Set problem
Without omitting anything, return the records precisely as given.

Recorded information
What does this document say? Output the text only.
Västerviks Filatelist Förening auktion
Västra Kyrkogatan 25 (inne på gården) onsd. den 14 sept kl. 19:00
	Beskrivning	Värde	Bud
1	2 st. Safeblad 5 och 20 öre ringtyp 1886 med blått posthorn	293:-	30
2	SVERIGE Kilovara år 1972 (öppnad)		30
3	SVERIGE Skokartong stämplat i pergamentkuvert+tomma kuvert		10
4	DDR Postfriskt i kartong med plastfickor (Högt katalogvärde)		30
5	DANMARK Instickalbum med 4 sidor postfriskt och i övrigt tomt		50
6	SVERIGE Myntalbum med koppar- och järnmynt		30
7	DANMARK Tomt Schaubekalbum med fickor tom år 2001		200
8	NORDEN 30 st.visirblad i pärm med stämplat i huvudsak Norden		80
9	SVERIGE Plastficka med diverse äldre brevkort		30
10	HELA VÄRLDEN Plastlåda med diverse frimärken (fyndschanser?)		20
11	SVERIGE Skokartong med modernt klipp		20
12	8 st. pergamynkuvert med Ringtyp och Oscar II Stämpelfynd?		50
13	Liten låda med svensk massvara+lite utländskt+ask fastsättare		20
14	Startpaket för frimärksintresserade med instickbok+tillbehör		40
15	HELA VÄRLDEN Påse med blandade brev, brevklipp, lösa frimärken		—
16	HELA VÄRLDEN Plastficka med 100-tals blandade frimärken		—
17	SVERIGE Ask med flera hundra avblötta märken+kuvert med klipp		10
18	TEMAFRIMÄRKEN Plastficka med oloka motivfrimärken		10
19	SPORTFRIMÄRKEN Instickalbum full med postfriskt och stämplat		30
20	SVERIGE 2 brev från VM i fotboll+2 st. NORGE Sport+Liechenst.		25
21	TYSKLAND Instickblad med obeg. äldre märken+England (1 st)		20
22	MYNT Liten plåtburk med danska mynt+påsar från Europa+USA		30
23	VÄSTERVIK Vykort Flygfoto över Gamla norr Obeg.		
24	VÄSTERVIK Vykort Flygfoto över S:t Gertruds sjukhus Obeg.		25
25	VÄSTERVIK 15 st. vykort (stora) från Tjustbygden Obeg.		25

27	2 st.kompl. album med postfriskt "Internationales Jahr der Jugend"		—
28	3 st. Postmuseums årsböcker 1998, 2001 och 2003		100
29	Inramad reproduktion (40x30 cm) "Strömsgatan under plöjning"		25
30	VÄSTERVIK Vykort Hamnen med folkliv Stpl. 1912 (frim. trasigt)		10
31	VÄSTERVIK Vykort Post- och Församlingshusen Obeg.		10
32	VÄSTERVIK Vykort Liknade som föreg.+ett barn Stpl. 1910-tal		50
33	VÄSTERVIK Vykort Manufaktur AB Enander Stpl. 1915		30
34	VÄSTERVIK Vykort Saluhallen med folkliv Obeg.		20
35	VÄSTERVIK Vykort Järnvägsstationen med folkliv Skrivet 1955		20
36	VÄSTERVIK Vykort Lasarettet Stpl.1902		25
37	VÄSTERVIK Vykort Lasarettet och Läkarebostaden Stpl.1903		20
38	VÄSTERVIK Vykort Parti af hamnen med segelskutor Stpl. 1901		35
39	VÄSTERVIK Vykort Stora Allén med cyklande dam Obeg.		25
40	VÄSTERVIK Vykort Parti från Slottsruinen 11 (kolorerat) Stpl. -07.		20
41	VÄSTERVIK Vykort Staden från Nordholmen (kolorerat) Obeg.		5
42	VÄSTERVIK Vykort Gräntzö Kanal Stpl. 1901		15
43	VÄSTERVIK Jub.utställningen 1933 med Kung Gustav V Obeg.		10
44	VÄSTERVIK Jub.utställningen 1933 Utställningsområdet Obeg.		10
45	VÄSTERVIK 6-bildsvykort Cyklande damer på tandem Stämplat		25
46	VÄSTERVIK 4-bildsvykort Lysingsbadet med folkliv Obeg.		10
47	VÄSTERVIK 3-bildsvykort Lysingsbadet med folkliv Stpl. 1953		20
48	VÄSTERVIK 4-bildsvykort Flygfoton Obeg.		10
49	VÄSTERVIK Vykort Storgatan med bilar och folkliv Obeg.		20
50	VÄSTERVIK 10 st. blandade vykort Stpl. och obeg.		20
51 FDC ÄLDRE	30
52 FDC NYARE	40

Exercise answer
What does this document say? Output the text only.
Västerviks Filatelist Förening auktion
Västra Kyrkogatan 25 (inne på gården) onsd. den 14 sept kl. 19:00
	Beskrivning	Värde	Bud
1	2 st. Safeblad 5 och 20 öre ringtyp 1886 med blått posthorn	293:-	30
2	SVERIGE Kilovara år 1972 (öppnad)		30
3	SVERIGE Skokartong stämplat i pergamentkuvert+tomma kuvert		10
4	DDR Postfriskt i kartong med plastfickor (Högt katalogvärde)		30
5	DANMARK Instickalbum med 4 sidor postfriskt och i övrigt tomt		50
6	SVERIGE Myntalbum med koppar- och järnmynt		30
7	DANMARK Tomt Schaubekalbum med fickor tom år 2001		200
8	NORDEN 30 st.visirblad i pärm med stämplat i huvudsak Norden		80
9	SVERIGE Plastficka med diverse äldre brevkort		30
10	HELA VÄRLDEN Plastlåda med diverse frimärken (fyndschanser?)		20
11	SVERIGE Skokartong med modernt klipp		20
12	8 st. pergamynkuvert med Ringtyp och Oscar II Stämpelfynd?		50
13	Liten låda med svensk massvara+lite utländskt+ask fastsättare		20
14	Startpaket för frimärksintresserade med instickbok+tillbehör		40
15	HELA VÄRLDEN Påse med blandade brev, brevklipp, lösa frimärken		—
16	HELA VÄRLDEN Plastficka med 100-tals blandade frimärken		—
17	SVERIGE Ask med flera hundra avblötta märken+kuvert med klipp		10
18	TEMAFRIMÄRKEN Plastficka med oloka motivfrimärken		10
19	SPORTFRIMÄRKEN Instickalbum full med postfriskt och stämplat		30
20	SVERIGE 2 brev från VM i fotboll+2 st. NORGE Sport+Liechenst.		25
21	TYSKLAND Instickblad med obeg. äldre märken+England (1 st)		20
22	MYNT Liten plåtburk med danska mynt+påsar från Europa+USA		30
23	VÄSTERVIK Vykort Flygfoto över Gamla norr Obeg.		
24	VÄSTERVIK Vykort Flygfoto över S:t Gertruds sjukhus Obeg.		25
25	VÄSTERVIK 15 st. vykort (stora) från Tjustbygden Obeg.		25

27	2 st.kompl. album med postfriskt "Internationales Jahr der Jugend"		—
28	3 st. Postmuseums årsböcker 1998, 2001 och 2003		100
29	Inramad reproduktion (40x30 cm) "Strömsgatan under plöjning"		25
30	VÄSTERVIK Vykort Hamnen med folkliv Stpl. 1912 (frim. trasigt)		10
31	VÄSTERVIK Vykort Post- och Församlingshusen Obeg.		10
32	VÄSTERVIK Vykort Liknade som föreg.+ett barn Stpl. 1910-tal		50
33	VÄSTERVIK Vykort Manufaktur AB Enander Stpl. 1915		30
34	VÄSTERVIK Vykort Saluhallen med folkliv Obeg.		20
35	VÄSTERVIK Vykort Järnvägsstationen med folkliv Skrivet 1955		20
36	VÄSTERVIK Vykort Lasarettet Stpl.1902		25
37	VÄSTERVIK Vykort Lasarettet och Läkarebostaden Stpl.1903		20
38	VÄSTERVIK Vykort Parti af hamnen med segelskutor Stpl. 1901		35
39	VÄSTERVIK Vykort Stora Allén med cyklande dam Obeg.		25
40	VÄSTERVIK Vykort Parti från Slottsruinen 11 (kolorerat) Stpl. -07.		20
41	VÄSTERVIK Vykort Staden från Nordholmen (kolorerat) Obeg.		5
42	VÄSTERVIK Vykort Gräntzö Kanal Stpl. 1901		15
43	VÄSTERVIK Jub.utställningen 1933 med Kung Gustav V Obeg.		10
44	VÄSTERVIK Jub.utställningen 1933 Utställningsområdet Obeg.		10
45	VÄSTERVIK 6-bildsvykort Cyklande damer på tandem Stämplat		25
46	VÄSTERVIK 4-bildsvykort Lysingsbadet med folkliv Obeg.		10
47	VÄSTERVIK 3-bildsvykort Lysingsbadet med folkliv Stpl. 1953		20
48	VÄSTERVIK 4-bildsvykort Flygfoton Obeg.		10
49	VÄSTERVIK Vykort Storgatan med bilar och folkliv Obeg.		20
50	VÄSTERVIK 10 st. blandade vykort Stpl. och obeg.		20
51 FDC ÄLDRE	30
52 FDC NYARE	40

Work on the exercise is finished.